-- Start TASK DATA --
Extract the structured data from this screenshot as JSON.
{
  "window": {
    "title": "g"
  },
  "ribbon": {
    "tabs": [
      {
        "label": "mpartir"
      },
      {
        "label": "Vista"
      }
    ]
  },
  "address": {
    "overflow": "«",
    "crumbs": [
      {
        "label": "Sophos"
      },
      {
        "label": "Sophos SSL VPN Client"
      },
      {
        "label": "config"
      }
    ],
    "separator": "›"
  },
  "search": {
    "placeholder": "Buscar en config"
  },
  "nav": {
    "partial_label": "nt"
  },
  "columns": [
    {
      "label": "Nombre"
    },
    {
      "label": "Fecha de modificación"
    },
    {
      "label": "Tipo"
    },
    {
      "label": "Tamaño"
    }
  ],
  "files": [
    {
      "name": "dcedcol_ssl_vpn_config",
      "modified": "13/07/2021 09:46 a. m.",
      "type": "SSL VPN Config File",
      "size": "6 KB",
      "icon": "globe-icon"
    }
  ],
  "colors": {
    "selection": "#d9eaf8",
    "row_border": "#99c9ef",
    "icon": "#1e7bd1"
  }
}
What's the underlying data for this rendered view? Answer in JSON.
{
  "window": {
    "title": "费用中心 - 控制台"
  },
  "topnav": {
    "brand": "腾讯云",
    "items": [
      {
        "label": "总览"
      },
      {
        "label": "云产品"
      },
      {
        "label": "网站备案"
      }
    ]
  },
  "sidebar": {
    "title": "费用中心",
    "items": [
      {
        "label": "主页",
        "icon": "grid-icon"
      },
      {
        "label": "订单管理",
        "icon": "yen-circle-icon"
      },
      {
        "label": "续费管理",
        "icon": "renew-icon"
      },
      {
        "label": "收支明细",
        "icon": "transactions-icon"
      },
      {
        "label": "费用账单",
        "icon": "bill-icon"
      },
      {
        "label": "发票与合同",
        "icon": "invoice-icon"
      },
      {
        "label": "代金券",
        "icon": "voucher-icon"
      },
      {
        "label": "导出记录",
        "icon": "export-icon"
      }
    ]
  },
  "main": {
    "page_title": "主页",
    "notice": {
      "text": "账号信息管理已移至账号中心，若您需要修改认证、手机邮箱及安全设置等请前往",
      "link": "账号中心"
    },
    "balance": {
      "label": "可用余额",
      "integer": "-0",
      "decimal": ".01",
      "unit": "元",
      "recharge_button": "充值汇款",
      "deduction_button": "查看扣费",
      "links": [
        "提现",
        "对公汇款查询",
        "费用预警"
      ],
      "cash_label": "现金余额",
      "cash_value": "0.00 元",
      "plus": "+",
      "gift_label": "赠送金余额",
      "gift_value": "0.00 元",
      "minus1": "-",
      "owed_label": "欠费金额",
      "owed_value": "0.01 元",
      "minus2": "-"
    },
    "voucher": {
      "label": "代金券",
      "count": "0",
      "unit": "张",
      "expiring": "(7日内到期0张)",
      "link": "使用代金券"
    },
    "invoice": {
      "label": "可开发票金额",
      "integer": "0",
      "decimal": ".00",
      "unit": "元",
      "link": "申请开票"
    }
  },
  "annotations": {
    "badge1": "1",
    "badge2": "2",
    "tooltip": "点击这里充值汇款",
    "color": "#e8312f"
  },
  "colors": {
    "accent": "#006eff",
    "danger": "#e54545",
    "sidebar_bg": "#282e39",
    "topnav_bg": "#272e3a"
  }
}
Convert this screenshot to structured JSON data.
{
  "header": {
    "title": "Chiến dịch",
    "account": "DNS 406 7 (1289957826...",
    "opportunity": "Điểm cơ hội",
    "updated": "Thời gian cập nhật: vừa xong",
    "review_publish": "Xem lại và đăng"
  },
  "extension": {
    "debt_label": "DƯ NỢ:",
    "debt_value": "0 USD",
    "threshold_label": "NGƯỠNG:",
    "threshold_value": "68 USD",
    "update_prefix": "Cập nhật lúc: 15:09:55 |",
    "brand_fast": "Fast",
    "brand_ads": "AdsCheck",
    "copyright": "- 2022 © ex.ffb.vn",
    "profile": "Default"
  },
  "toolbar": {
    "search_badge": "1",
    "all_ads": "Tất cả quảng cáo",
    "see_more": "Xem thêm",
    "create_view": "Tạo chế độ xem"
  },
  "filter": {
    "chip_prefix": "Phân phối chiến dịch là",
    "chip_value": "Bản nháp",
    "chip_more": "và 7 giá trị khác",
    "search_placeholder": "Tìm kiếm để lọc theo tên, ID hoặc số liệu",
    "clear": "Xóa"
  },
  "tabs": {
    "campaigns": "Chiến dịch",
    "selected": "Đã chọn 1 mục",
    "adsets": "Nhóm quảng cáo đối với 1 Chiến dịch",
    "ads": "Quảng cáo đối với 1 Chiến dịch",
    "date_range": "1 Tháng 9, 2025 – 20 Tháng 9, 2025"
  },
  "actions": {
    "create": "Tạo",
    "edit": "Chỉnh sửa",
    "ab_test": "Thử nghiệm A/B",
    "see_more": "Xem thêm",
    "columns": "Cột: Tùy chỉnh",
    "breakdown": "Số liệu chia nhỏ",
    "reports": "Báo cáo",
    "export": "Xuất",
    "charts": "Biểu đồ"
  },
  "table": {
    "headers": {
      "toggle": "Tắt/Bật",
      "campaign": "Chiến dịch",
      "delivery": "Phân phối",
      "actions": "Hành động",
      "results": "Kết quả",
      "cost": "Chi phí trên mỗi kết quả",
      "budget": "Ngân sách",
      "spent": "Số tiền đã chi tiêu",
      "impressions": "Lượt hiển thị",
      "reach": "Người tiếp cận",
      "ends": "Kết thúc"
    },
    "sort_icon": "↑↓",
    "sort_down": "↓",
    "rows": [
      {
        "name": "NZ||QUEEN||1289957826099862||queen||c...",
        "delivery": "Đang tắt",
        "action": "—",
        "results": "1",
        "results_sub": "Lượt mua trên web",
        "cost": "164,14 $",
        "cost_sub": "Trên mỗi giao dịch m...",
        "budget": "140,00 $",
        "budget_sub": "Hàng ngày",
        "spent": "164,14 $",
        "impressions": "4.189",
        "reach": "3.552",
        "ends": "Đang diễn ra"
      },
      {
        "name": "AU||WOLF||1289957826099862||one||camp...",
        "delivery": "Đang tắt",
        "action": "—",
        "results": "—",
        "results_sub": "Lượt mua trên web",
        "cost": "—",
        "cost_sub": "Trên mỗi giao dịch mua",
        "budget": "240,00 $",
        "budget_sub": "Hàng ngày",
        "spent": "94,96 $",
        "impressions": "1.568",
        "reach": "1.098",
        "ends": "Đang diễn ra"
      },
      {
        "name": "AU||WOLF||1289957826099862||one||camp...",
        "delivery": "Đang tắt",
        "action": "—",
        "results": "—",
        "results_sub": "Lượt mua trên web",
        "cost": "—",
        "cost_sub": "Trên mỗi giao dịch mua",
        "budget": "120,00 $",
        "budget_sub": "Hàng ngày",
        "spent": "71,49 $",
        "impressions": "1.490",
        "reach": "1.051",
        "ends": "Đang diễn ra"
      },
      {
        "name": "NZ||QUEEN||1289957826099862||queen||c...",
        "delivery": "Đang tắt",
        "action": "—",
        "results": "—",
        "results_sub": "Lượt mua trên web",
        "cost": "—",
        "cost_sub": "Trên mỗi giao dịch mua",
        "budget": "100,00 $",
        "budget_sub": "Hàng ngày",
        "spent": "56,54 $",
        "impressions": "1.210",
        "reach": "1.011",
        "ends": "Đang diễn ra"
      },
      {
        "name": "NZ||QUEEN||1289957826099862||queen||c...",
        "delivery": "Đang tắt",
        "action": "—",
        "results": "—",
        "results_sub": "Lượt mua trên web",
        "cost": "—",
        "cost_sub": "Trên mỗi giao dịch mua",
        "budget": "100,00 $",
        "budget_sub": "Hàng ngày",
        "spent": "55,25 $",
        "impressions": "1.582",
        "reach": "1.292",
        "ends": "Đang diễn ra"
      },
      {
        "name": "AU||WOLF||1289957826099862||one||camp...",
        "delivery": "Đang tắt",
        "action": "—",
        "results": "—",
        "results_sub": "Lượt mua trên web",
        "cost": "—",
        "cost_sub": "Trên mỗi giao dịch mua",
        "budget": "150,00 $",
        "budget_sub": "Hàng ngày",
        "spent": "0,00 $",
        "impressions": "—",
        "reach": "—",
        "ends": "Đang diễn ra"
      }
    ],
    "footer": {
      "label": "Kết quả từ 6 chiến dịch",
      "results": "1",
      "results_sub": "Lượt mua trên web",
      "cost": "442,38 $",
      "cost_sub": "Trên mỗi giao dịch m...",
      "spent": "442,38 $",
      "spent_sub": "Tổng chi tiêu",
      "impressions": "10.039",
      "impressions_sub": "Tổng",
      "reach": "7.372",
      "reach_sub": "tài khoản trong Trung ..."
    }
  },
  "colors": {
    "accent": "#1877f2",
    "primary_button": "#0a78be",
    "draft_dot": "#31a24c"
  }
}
-- End TASK DATA --
**EXERCISE PROMPT**: Scan the data above; copy every line where "liệu" appears.

**SOLUTION TO THIS TASK**:
    "search_placeholder": "Tìm kiếm để lọc theo tên, ID hoặc số liệu",
    "breakdown": "Số liệu chia nhỏ",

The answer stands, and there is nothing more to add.